Task instructions> Reproduce every line of the records below verbatim, omitting the pictures.

Some records>
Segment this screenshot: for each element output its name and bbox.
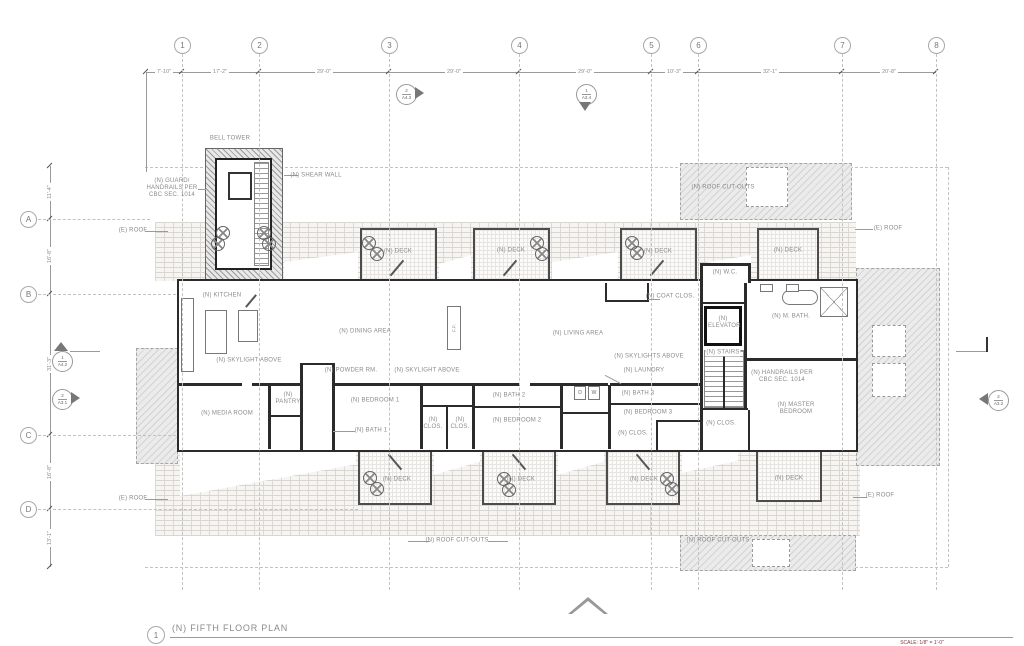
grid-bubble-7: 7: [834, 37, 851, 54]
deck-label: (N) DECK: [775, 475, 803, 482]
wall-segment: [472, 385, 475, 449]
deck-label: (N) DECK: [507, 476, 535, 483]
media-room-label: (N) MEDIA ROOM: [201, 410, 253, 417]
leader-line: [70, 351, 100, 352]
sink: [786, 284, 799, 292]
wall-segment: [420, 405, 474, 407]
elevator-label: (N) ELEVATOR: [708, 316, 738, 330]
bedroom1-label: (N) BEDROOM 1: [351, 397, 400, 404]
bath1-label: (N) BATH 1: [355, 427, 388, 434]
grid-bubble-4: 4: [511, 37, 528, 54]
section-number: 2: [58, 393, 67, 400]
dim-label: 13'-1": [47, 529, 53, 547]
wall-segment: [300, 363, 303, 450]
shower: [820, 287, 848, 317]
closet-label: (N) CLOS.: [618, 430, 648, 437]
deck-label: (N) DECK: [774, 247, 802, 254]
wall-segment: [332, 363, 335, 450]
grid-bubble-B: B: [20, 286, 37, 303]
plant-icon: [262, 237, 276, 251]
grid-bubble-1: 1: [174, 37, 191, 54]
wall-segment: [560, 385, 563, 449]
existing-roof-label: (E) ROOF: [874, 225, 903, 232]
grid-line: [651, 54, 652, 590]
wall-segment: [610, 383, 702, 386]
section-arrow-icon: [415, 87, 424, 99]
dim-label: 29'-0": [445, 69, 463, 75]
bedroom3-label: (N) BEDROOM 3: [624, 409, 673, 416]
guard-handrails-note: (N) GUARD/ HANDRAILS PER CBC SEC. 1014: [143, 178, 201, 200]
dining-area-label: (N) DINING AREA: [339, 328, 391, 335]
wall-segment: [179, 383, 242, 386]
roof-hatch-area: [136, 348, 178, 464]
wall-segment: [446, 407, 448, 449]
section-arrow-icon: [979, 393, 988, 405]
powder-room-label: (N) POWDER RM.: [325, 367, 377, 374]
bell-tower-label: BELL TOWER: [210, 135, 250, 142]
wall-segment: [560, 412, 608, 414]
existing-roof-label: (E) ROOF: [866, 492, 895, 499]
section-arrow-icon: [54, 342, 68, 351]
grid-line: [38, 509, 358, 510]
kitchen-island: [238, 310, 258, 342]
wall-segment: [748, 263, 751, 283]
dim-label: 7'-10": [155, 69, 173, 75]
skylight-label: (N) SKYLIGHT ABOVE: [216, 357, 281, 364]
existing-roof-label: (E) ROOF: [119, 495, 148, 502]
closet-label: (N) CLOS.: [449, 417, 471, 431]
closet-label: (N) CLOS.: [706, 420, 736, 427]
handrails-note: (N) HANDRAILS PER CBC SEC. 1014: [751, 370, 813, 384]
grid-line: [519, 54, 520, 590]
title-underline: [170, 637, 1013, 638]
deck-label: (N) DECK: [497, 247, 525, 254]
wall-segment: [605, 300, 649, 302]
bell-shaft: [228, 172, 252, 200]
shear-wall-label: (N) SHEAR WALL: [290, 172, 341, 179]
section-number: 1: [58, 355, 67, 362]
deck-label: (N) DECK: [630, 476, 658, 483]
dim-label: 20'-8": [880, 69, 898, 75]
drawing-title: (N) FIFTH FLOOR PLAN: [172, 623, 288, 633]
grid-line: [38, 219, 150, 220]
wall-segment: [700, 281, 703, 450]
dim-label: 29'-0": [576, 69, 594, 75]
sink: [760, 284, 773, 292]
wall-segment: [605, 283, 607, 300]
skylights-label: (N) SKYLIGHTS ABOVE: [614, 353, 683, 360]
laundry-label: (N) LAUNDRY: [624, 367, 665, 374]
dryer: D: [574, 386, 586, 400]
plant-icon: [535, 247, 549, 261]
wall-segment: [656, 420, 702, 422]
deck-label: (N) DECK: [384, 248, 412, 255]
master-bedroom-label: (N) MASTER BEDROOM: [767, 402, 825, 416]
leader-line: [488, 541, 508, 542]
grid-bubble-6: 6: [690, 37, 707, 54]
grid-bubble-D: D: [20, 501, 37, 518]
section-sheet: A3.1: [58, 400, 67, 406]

Task result>
Segment this screenshot: for each element output its name and bbox.
grid-bubble-7: 7: [834, 37, 851, 54]
deck-label: (N) DECK: [775, 475, 803, 482]
wall-segment: [472, 385, 475, 449]
deck-label: (N) DECK: [507, 476, 535, 483]
media-room-label: (N) MEDIA ROOM: [201, 410, 253, 417]
leader-line: [70, 351, 100, 352]
sink: [786, 284, 799, 292]
wall-segment: [420, 405, 474, 407]
elevator-label: (N) ELEVATOR: [708, 316, 738, 330]
bedroom1-label: (N) BEDROOM 1: [351, 397, 400, 404]
bath1-label: (N) BATH 1: [355, 427, 388, 434]
grid-bubble-4: 4: [511, 37, 528, 54]
section-number: 2: [58, 393, 67, 400]
dim-label: 13'-1": [47, 529, 53, 547]
wall-segment: [300, 363, 303, 450]
shower: [820, 287, 848, 317]
closet-label: (N) CLOS.: [618, 430, 648, 437]
deck-label: (N) DECK: [774, 247, 802, 254]
wall-segment: [332, 363, 335, 450]
grid-bubble-B: B: [20, 286, 37, 303]
plant-icon: [262, 237, 276, 251]
grid-bubble-1: 1: [174, 37, 191, 54]
wall-segment: [560, 385, 563, 449]
existing-roof-label: (E) ROOF: [874, 225, 903, 232]
grid-line: [651, 54, 652, 590]
wall-segment: [610, 383, 702, 386]
section-arrow-icon: [415, 87, 424, 99]
dim-label: 29'-0": [445, 69, 463, 75]
bedroom3-label: (N) BEDROOM 3: [624, 409, 673, 416]
guard-handrails-note: (N) GUARD/ HANDRAILS PER CBC SEC. 1014: [143, 178, 201, 200]
dining-area-label: (N) DINING AREA: [339, 328, 391, 335]
wall-segment: [179, 383, 242, 386]
roof-hatch-area: [136, 348, 178, 464]
wall-segment: [446, 407, 448, 449]
section-arrow-icon: [979, 393, 988, 405]
powder-room-label: (N) POWDER RM.: [325, 367, 377, 374]
bell-tower-label: BELL TOWER: [210, 135, 250, 142]
wall-segment: [560, 412, 608, 414]
existing-roof-label: (E) ROOF: [866, 492, 895, 499]
section-arrow-icon: [54, 342, 68, 351]
grid-line: [38, 509, 358, 510]
kitchen-island: [238, 310, 258, 342]
wall-segment: [748, 263, 751, 283]
dim-label: 7'-10": [155, 69, 173, 75]
skylight-label: (N) SKYLIGHT ABOVE: [216, 357, 281, 364]
existing-roof-label: (E) ROOF: [119, 495, 148, 502]
closet-label: (N) CLOS.: [449, 417, 471, 431]
closet-label: (N) CLOS.: [706, 420, 736, 427]
handrails-note: (N) HANDRAILS PER CBC SEC. 1014: [751, 370, 813, 384]
grid-line: [519, 54, 520, 590]
title-underline: [170, 637, 1013, 638]
deck-label: (N) DECK: [497, 247, 525, 254]
wall-segment: [605, 300, 649, 302]
bell-shaft: [228, 172, 252, 200]
shear-wall-label: (N) SHEAR WALL: [290, 172, 341, 179]
section-number: 1: [58, 355, 67, 362]
deck-label: (N) DECK: [630, 476, 658, 483]
dim-label: 20'-8": [880, 69, 898, 75]
drawing-title: (N) FIFTH FLOOR PLAN: [172, 623, 288, 633]
grid-line: [38, 219, 150, 220]
wall-segment: [700, 281, 703, 450]
dim-label: 29'-0": [576, 69, 594, 75]
sink: [760, 284, 773, 292]
wall-segment: [605, 283, 607, 300]
skylights-label: (N) SKYLIGHTS ABOVE: [614, 353, 683, 360]
laundry-label: (N) LAUNDRY: [624, 367, 665, 374]
dryer: D: [574, 386, 586, 400]
plant-icon: [535, 247, 549, 261]
wall-segment: [656, 420, 702, 422]
deck-label: (N) DECK: [384, 248, 412, 255]
master-bedroom-label: (N) MASTER BEDROOM: [767, 402, 825, 416]
leader-line: [488, 541, 508, 542]
grid-bubble-6: 6: [690, 37, 707, 54]
grid-bubble-D: D: [20, 501, 37, 518]
section-sheet: A3.1: [58, 400, 67, 406]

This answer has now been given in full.